Rows:
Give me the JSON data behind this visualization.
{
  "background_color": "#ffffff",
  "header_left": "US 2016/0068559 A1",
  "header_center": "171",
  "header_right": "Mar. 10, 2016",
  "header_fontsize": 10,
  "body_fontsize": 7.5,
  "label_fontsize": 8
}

Instruction:
Using the material above, print every entry exactly as written.

Response below:
Give me the JSON data behind this visualization.
{
  "background_color": "#ffffff",
  "header_left": "US 2016/0068559 A1",
  "header_center": "171",
  "header_right": "Mar. 10, 2016",
  "header_fontsize": 10,
  "body_fontsize": 7.5,
  "label_fontsize": 8
}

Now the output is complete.